Problem to work on – Go through each line of the records below and count those with the word "временных"; give only the total.

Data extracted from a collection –
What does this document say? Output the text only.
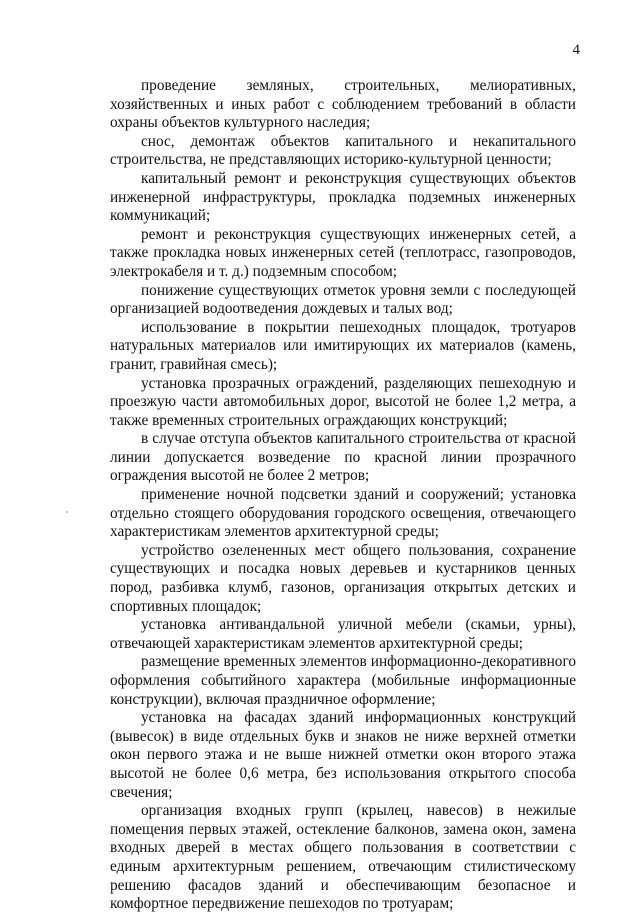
4

проведение земляных, строительных, мелиоративных, хозяйственных и иных работ с соблюдением требований в области охраны объектов культурного наследия;

снос, демонтаж объектов капитального и некапитального строительства, не представляющих историко-культурной ценности;

капитальный ремонт и реконструкция существующих объектов инженерной инфраструктуры, прокладка подземных инженерных коммуникаций;

ремонт и реконструкция существующих инженерных сетей, а также прокладка новых инженерных сетей (теплотрасс, газопроводов, электрокабеля и т. д.) подземным способом;

понижение существующих отметок уровня земли с последующей организацией водоотведения дождевых и талых вод;

использование в покрытии пешеходных площадок, тротуаров натуральных материалов или имитирующих их материалов (камень, гранит, гравийная смесь);

установка прозрачных ограждений, разделяющих пешеходную и проезжую части автомобильных дорог, высотой не более 1,2 метра, а также временных строительных ограждающих конструкций;

в случае отступа объектов капитального строительства от красной линии допускается возведение по красной линии прозрачного ограждения высотой не более 2 метров;

применение ночной подсветки зданий и сооружений; установка отдельно стоящего оборудования городского освещения, отвечающего характеристикам элементов архитектурной среды;

устройство озелененных мест общего пользования, сохранение существующих и посадка новых деревьев и кустарников ценных пород, разбивка клумб, газонов, организация открытых детских и спортивных площадок;

установка антивандальной уличной мебели (скамьи, урны), отвечающей характеристикам элементов архитектурной среды;

размещение временных элементов информационно-декоративного оформления событийного характера (мобильные информационные конструкции), включая праздничное оформление;

установка на фасадах зданий информационных конструкций (вывесок) в виде отдельных букв и знаков не ниже верхней отметки окон первого этажа и не выше нижней отметки окон второго этажа высотой не более 0,6 метра, без использования открытого способа свечения;

организация входных групп (крылец, навесов) в нежилые помещения первых этажей, остекление балконов, замена окон, замена входных дверей в местах общего пользования в соответствии с единым архитектурным решением, отвечающим стилистическому решению фасадов зданий и обеспечивающим безопасное и комфортное передвижение пешеходов по тротуарам;
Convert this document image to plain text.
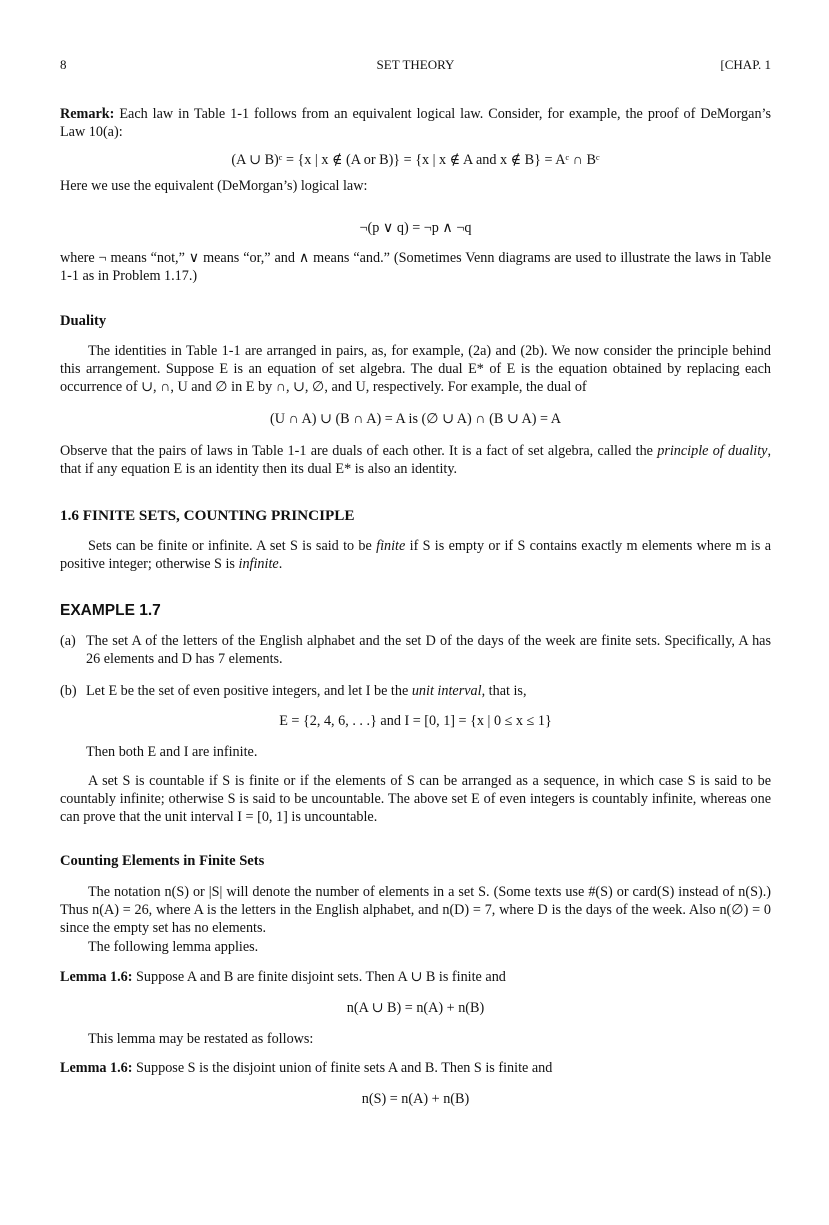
8	SET THEORY	[CHAP. 1
Remark: Each law in Table 1-1 follows from an equivalent logical law. Consider, for example, the proof of DeMorgan’s Law 10(a):
(A ∪ B)ᶜ = {x | x ∉ (A or B)} = {x | x ∉ A and x ∉ B} = Aᶜ ∩ Bᶜ
Here we use the equivalent (DeMorgan’s) logical law:
¬(p ∨ q) = ¬p ∧ ¬q
where ¬ means “not,” ∨ means “or,” and ∧ means “and.” (Sometimes Venn diagrams are used to illustrate the laws in Table 1-1 as in Problem 1.17.)
Duality
The identities in Table 1-1 are arranged in pairs, as, for example, (2a) and (2b). We now consider the principle behind this arrangement. Suppose E is an equation of set algebra. The dual E* of E is the equation obtained by replacing each occurrence of ∪, ∩, U and ∅ in E by ∩, ∪, ∅, and U, respectively. For example, the dual of
(U ∩ A) ∪ (B ∩ A) = A is (∅ ∪ A) ∩ (B ∪ A) = A
Observe that the pairs of laws in Table 1-1 are duals of each other. It is a fact of set algebra, called the principle of duality, that if any equation E is an identity then its dual E* is also an identity.
1.6 FINITE SETS, COUNTING PRINCIPLE
Sets can be finite or infinite. A set S is said to be finite if S is empty or if S contains exactly m elements where m is a positive integer; otherwise S is infinite.
EXAMPLE 1.7
(a) The set A of the letters of the English alphabet and the set D of the days of the week are finite sets. Specifically, A has 26 elements and D has 7 elements.
(b) Let E be the set of even positive integers, and let I be the unit interval, that is,
E = {2, 4, 6, . . .} and I = [0, 1] = {x | 0 ≤ x ≤ 1}
Then both E and I are infinite.
A set S is countable if S is finite or if the elements of S can be arranged as a sequence, in which case S is said to be countably infinite; otherwise S is said to be uncountable. The above set E of even integers is countably infinite, whereas one can prove that the unit interval I = [0, 1] is uncountable.
Counting Elements in Finite Sets
The notation n(S) or |S| will denote the number of elements in a set S. (Some texts use #(S) or card(S) instead of n(S).) Thus n(A) = 26, where A is the letters in the English alphabet, and n(D) = 7, where D is the days of the week. Also n(∅) = 0 since the empty set has no elements.
The following lemma applies.
Lemma 1.6: Suppose A and B are finite disjoint sets. Then A ∪ B is finite and
n(A ∪ B) = n(A) + n(B)
This lemma may be restated as follows:
Lemma 1.6: Suppose S is the disjoint union of finite sets A and B. Then S is finite and
n(S) = n(A) + n(B)
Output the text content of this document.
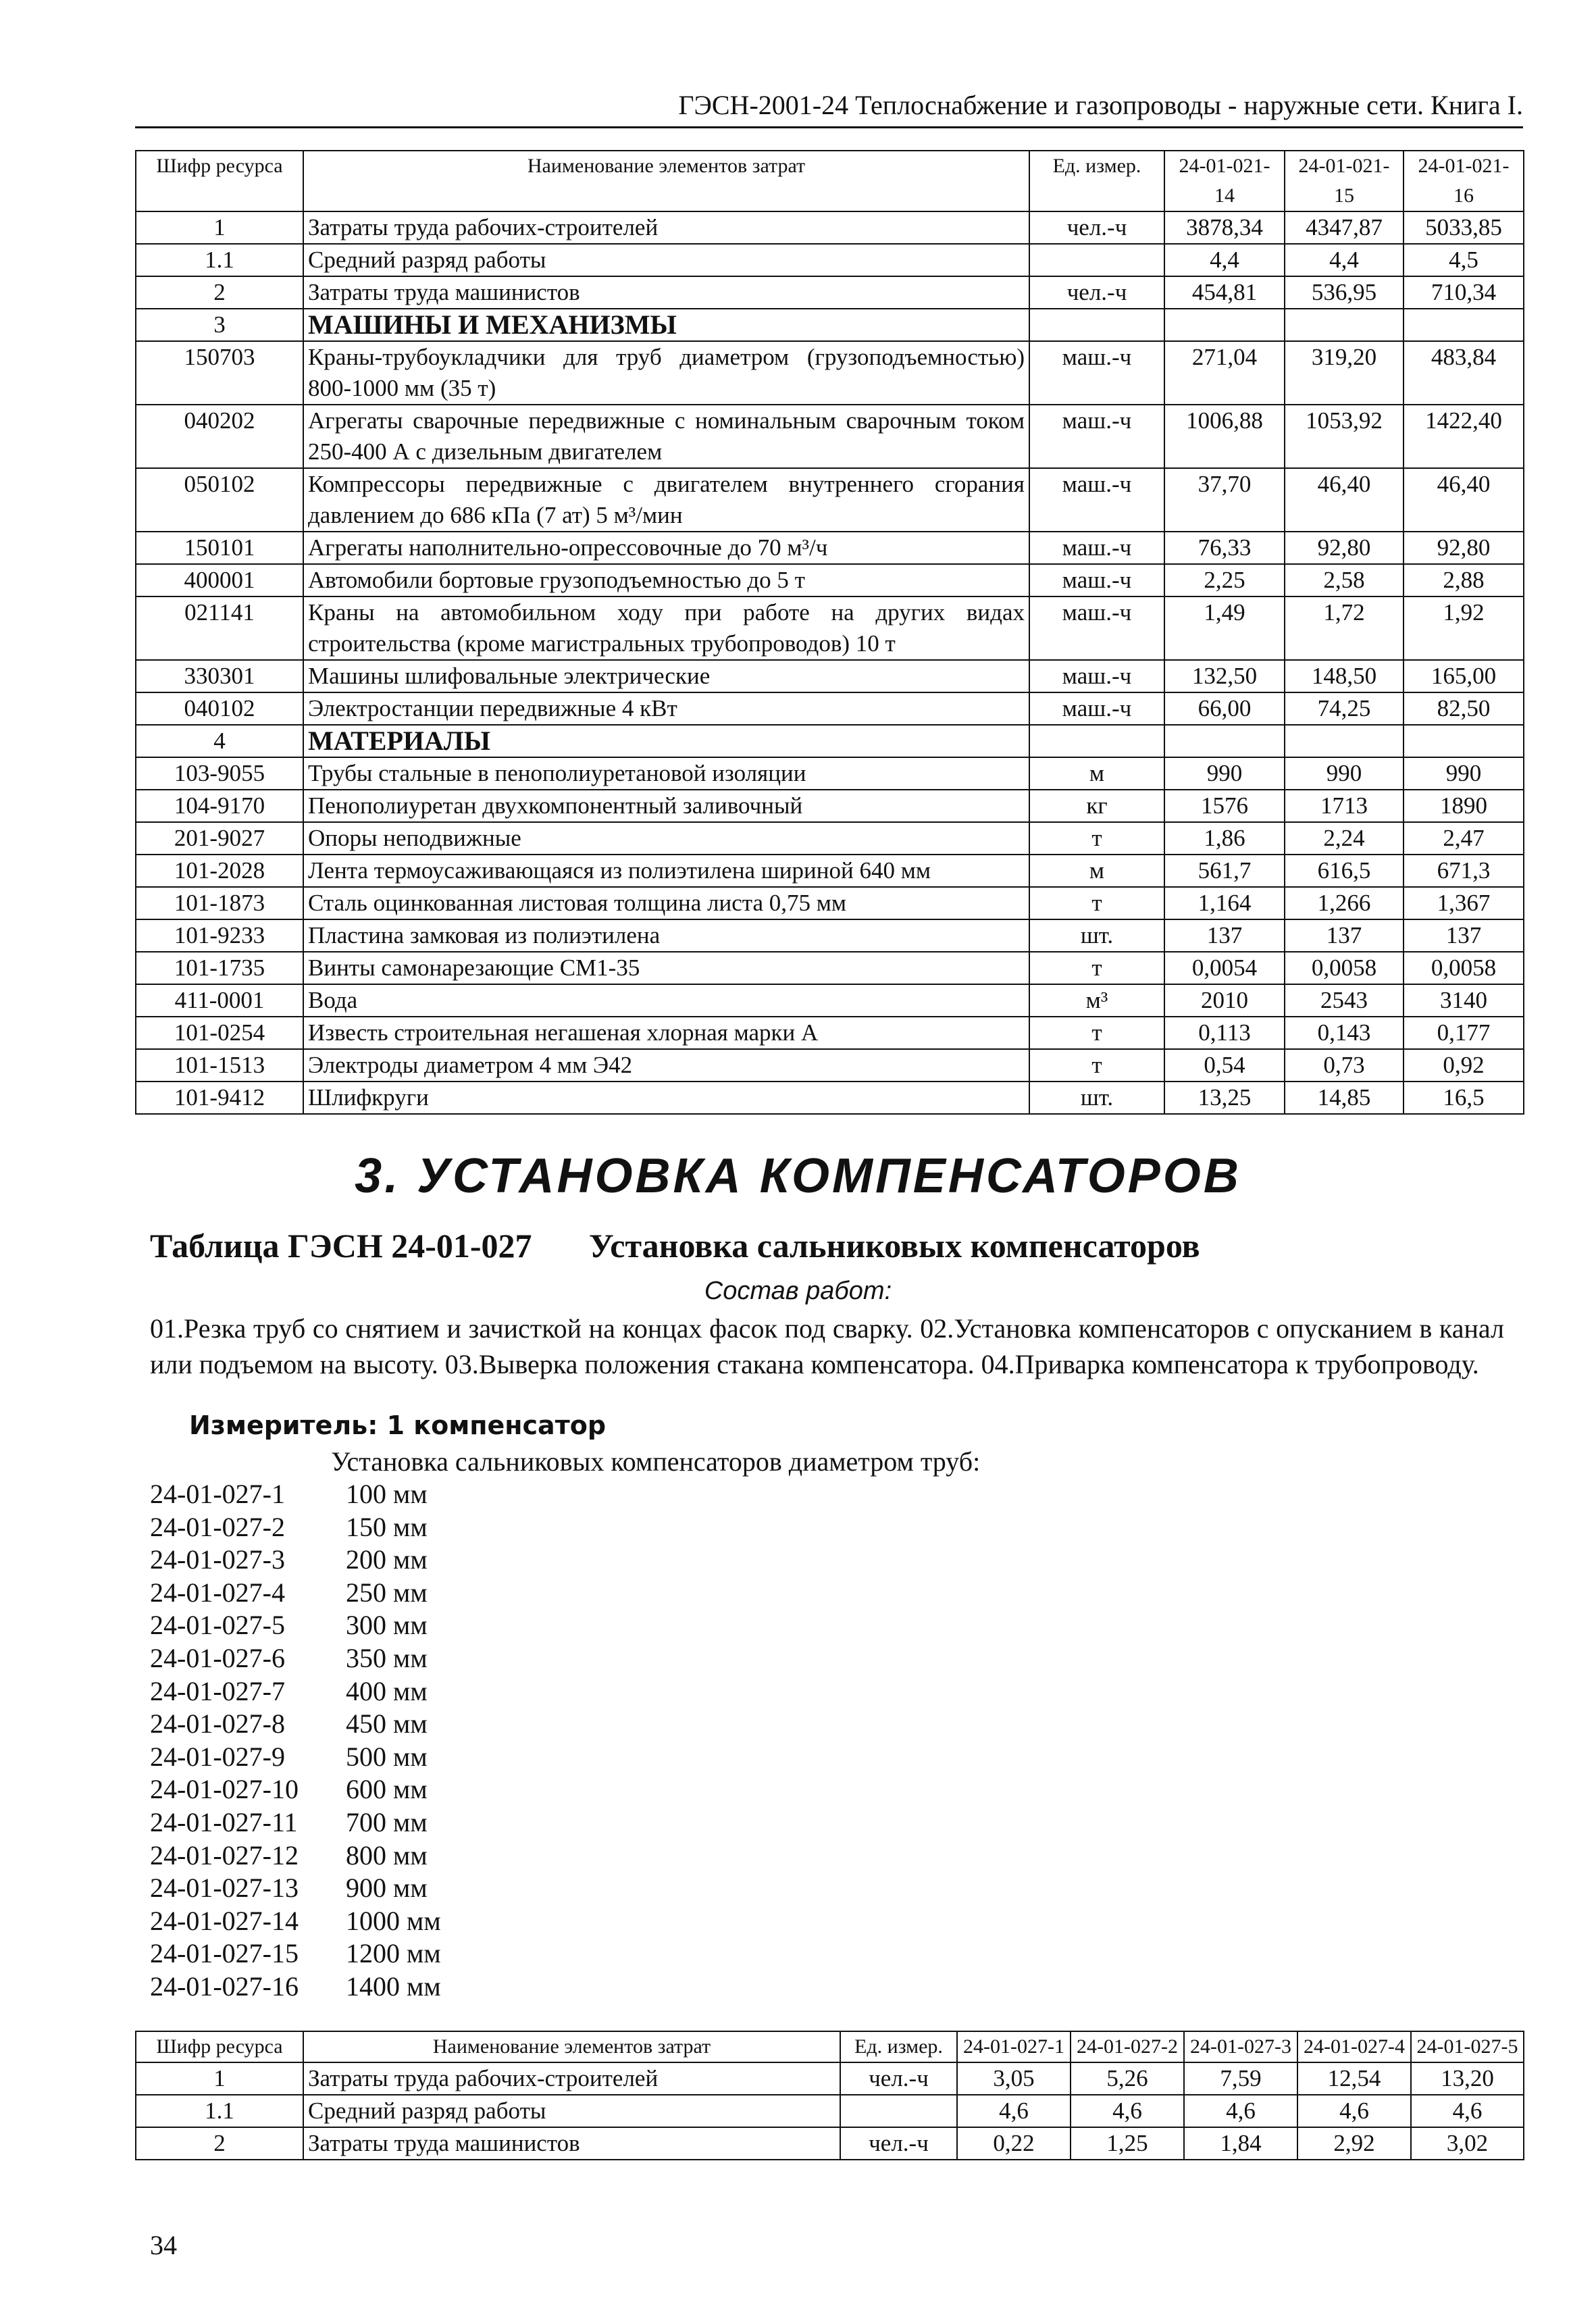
ГЭСН-2001-24 Теплоснабжение и газопроводы - наружные сети. Книга I.
Шифр ресурса	Наименование элементов затрат	Ед. измер.	24-01-021-14	24-01-021-15	24-01-021-16
1	Затраты труда рабочих-строителей	чел.-ч	3878,34	4347,87	5033,85
1.1	Средний разряд работы		4,4	4,4	4,5
2	Затраты труда машинистов	чел.-ч	454,81	536,95	710,34
3	МАШИНЫ И МЕХАНИЗМЫ				
150703	Краны-трубоукладчики для труб диаметром (грузоподъемностью) 800-1000 мм (35 т)	маш.-ч	271,04	319,20	483,84
040202	Агрегаты сварочные передвижные с номинальным сварочным током 250-400 А с дизельным двигателем	маш.-ч	1006,88	1053,92	1422,40
050102	Компрессоры передвижные с двигателем внутреннего сгорания давлением до 686 кПа (7 ат) 5 м³/мин	маш.-ч	37,70	46,40	46,40
150101	Агрегаты наполнительно-опрессовочные до 70 м³/ч	маш.-ч	76,33	92,80	92,80
400001	Автомобили бортовые грузоподъемностью до 5 т	маш.-ч	2,25	2,58	2,88
021141	Краны на автомобильном ходу при работе на других видах строительства (кроме магистральных трубопроводов) 10 т	маш.-ч	1,49	1,72	1,92
330301	Машины шлифовальные электрические	маш.-ч	132,50	148,50	165,00
040102	Электростанции передвижные 4 кВт	маш.-ч	66,00	74,25	82,50
4	МАТЕРИАЛЫ				
103-9055	Трубы стальные в пенополиуретановой изоляции	м	990	990	990
104-9170	Пенополиуретан двухкомпонентный заливочный	кг	1576	1713	1890
201-9027	Опоры неподвижные	т	1,86	2,24	2,47
101-2028	Лента термоусаживающаяся из полиэтилена шириной 640 мм	м	561,7	616,5	671,3
101-1873	Сталь оцинкованная листовая толщина листа 0,75 мм	т	1,164	1,266	1,367
101-9233	Пластина замковая из полиэтилена	шт.	137	137	137
101-1735	Винты самонарезающие СМ1-35	т	0,0054	0,0058	0,0058
411-0001	Вода	м³	2010	2543	3140
101-0254	Известь строительная негашеная хлорная марки А	т	0,113	0,143	0,177
101-1513	Электроды диаметром 4 мм Э42	т	0,54	0,73	0,92
101-9412	Шлифкруги	шт.	13,25	14,85	16,5
3. УСТАНОВКА КОМПЕНСАТОРОВ
Таблица ГЭСН 24-01-027 Установка сальниковых компенсаторов
Состав работ:
01.Резка труб со снятием и зачисткой на концах фасок под сварку. 02.Установка компенсаторов с опусканием в канал или подъемом на высоту. 03.Выверка положения стакана компенсатора. 04.Приварка компенсатора к трубопроводу.
Измеритель: 1 компенсатор
Установка сальниковых компенсаторов диаметром труб:
24-01-027-1	100 мм
24-01-027-2	150 мм
24-01-027-3	200 мм
24-01-027-4	250 мм
24-01-027-5	300 мм
24-01-027-6	350 мм
24-01-027-7	400 мм
24-01-027-8	450 мм
24-01-027-9	500 мм
24-01-027-10	600 мм
24-01-027-11	700 мм
24-01-027-12	800 мм
24-01-027-13	900 мм
24-01-027-14	1000 мм
24-01-027-15	1200 мм
24-01-027-16	1400 мм
Шифр ресурса	Наименование элементов затрат	Ед. измер.	24-01-027-1	24-01-027-2	24-01-027-3	24-01-027-4	24-01-027-5
1	Затраты труда рабочих-строителей	чел.-ч	3,05	5,26	7,59	12,54	13,20
1.1	Средний разряд работы		4,6	4,6	4,6	4,6	4,6
2	Затраты труда машинистов	чел.-ч	0,22	1,25	1,84	2,92	3,02
34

Exercise result – 2